--- WRITTEN TASK ---
Extract every line that contains the string "name".

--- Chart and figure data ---
··········

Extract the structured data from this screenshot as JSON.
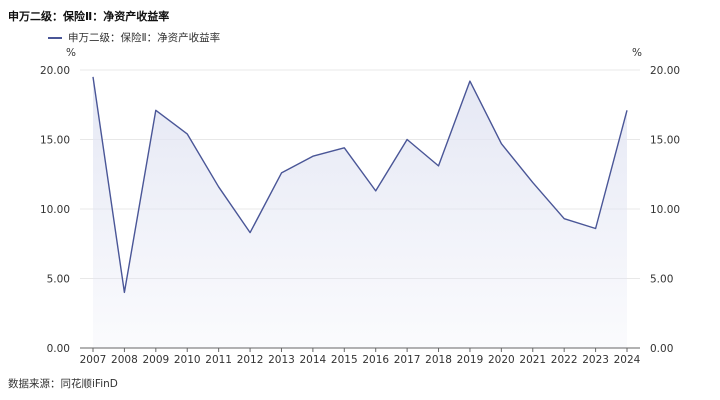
{
  "title": "申万二级：保险Ⅱ：净资产收益率",
  "source": "数据来源：同花顺iFinD",
  "colors": {
    "line": "#4a5697",
    "area": "#e2e5f3",
    "grid": "#e8e8e8",
    "axis": "#666666"
  },
  "chart_data": {
    "type": "area",
    "title": "申万二级：保险Ⅱ：净资产收益率",
    "x": [
      "2007",
      "2008",
      "2009",
      "2010",
      "2011",
      "2012",
      "2013",
      "2014",
      "2015",
      "2016",
      "2017",
      "2018",
      "2019",
      "2020",
      "2021",
      "2022",
      "2023",
      "2024"
    ],
    "series": [
      {
        "name": "申万二级：保险Ⅱ：净资产收益率",
        "values": [
          19.5,
          4.0,
          17.1,
          15.4,
          11.6,
          8.3,
          12.6,
          13.8,
          14.4,
          11.3,
          15.0,
          13.1,
          19.2,
          14.7,
          11.9,
          9.3,
          8.6,
          17.1
        ]
      }
    ],
    "y_unit_left": "%",
    "y_unit_right": "%",
    "ylim": [
      0,
      20
    ],
    "yticks": [
      "0.00",
      "5.00",
      "10.00",
      "15.00",
      "20.00"
    ],
    "grid": true,
    "legend": "top-left"
  }
}
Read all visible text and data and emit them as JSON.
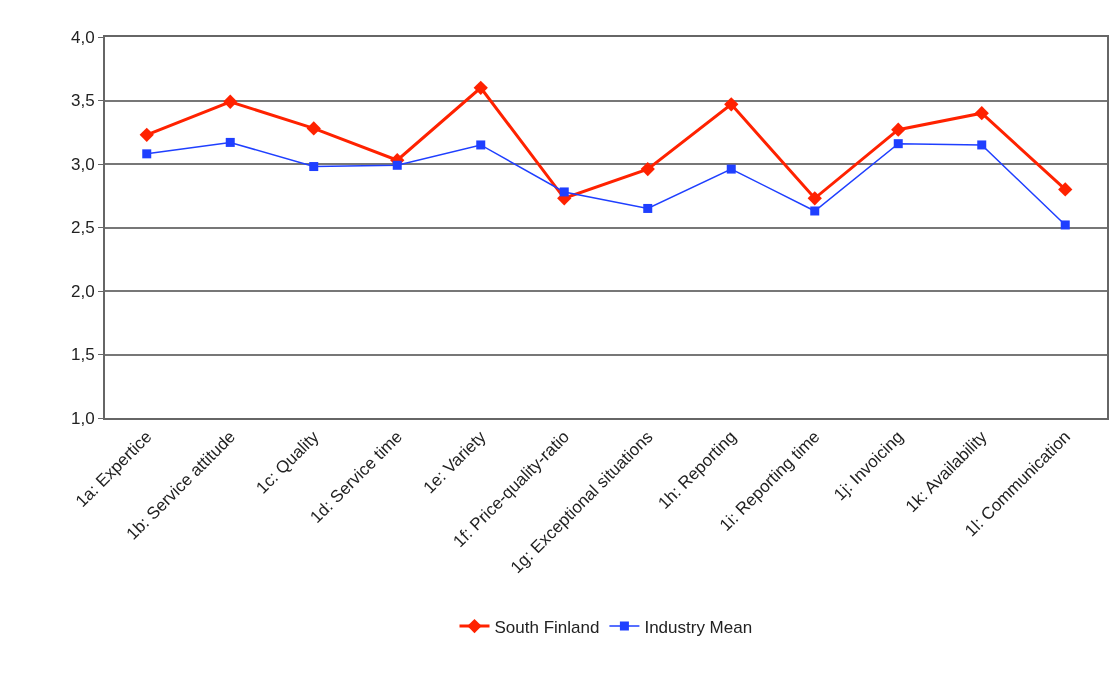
{
  "chart_data": {
    "type": "line",
    "categories": [
      "1a: Expertice",
      "1b: Service attitude",
      "1c: Quality",
      "1d: Service time",
      "1e: Variety",
      "1f: Price-quality-ratio",
      "1g: Exceptional situations",
      "1h: Reporting",
      "1i: Reporting time",
      "1j: Invoicing",
      "1k: Availability",
      "1l: Communication"
    ],
    "series": [
      {
        "name": "South Finland",
        "color": "#ff2200",
        "marker": "diamond",
        "values": [
          3.23,
          3.49,
          3.28,
          3.03,
          3.6,
          2.73,
          2.96,
          3.47,
          2.73,
          3.27,
          3.4,
          2.8
        ]
      },
      {
        "name": "Industry Mean",
        "color": "#1f3fff",
        "marker": "square",
        "values": [
          3.08,
          3.17,
          2.98,
          2.99,
          3.15,
          2.78,
          2.65,
          2.96,
          2.63,
          3.16,
          3.15,
          2.52
        ]
      }
    ],
    "ylim": [
      1,
      4
    ],
    "yticks": [
      {
        "value": 1,
        "label": "1,0"
      },
      {
        "value": 1.5,
        "label": "1,5"
      },
      {
        "value": 2,
        "label": "2,0"
      },
      {
        "value": 2.5,
        "label": "2,5"
      },
      {
        "value": 3,
        "label": "3,0"
      },
      {
        "value": 3.5,
        "label": "3,5"
      },
      {
        "value": 4,
        "label": "4,0"
      }
    ],
    "grid": "y",
    "legend": "bottom",
    "line_style": "solid"
  }
}
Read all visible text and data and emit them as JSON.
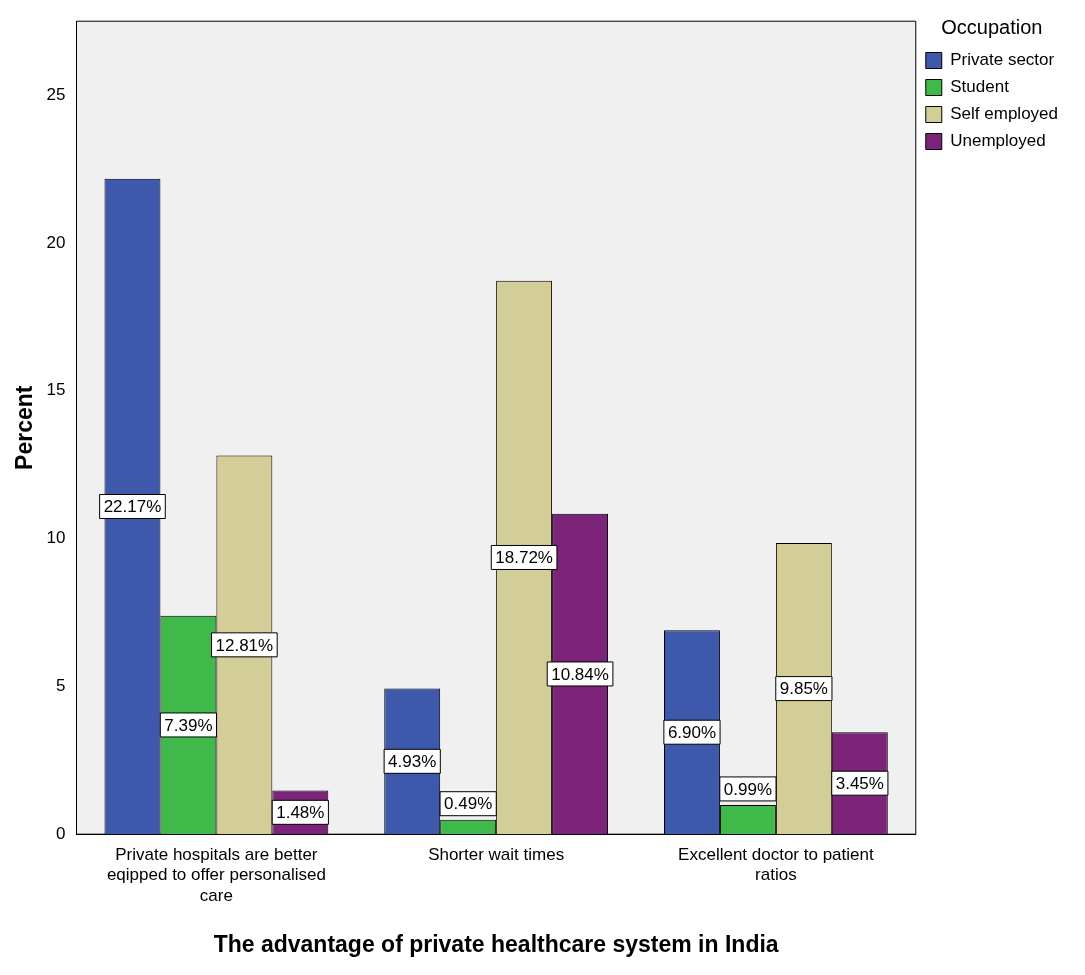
{
  "chart_data": {
    "type": "bar",
    "xlabel": "The advantage of private healthcare system in India",
    "ylabel": "Percent",
    "legend_title": "Occupation",
    "legend": "right",
    "categories": [
      "Private hospitals are better eqipped to offer personalised care",
      "Shorter wait times",
      "Excellent doctor to patient ratios"
    ],
    "series": [
      {
        "name": "Private sector",
        "color": "#3e58ac",
        "values": [
          22.17,
          4.93,
          6.9
        ],
        "value_labels": [
          "22.17%",
          "4.93%",
          "6.90%"
        ]
      },
      {
        "name": "Student",
        "color": "#3fb94a",
        "values": [
          7.39,
          0.49,
          0.99
        ],
        "value_labels": [
          "7.39%",
          "0.49%",
          "0.99%"
        ]
      },
      {
        "name": "Self employed",
        "color": "#d3ce97",
        "values": [
          12.81,
          18.72,
          9.85
        ],
        "value_labels": [
          "12.81%",
          "18.72%",
          "9.85%"
        ]
      },
      {
        "name": "Unemployed",
        "color": "#7b2479",
        "values": [
          1.48,
          10.84,
          3.45
        ],
        "value_labels": [
          "1.48%",
          "10.84%",
          "3.45%"
        ]
      }
    ],
    "ylim": [
      0,
      27.5
    ],
    "yticks": [
      0,
      5,
      10,
      15,
      20,
      25
    ],
    "grid": false
  }
}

··········

--- TASK ANSWER ---
        "name": "申万二级：保险Ⅱ：净资产收益率",
        "name": "South Finland",
        "name": "Industry Mean",
        "name": "Private sector",
        "name": "Student",
        "name": "Self employed",
        "name": "Unemployed",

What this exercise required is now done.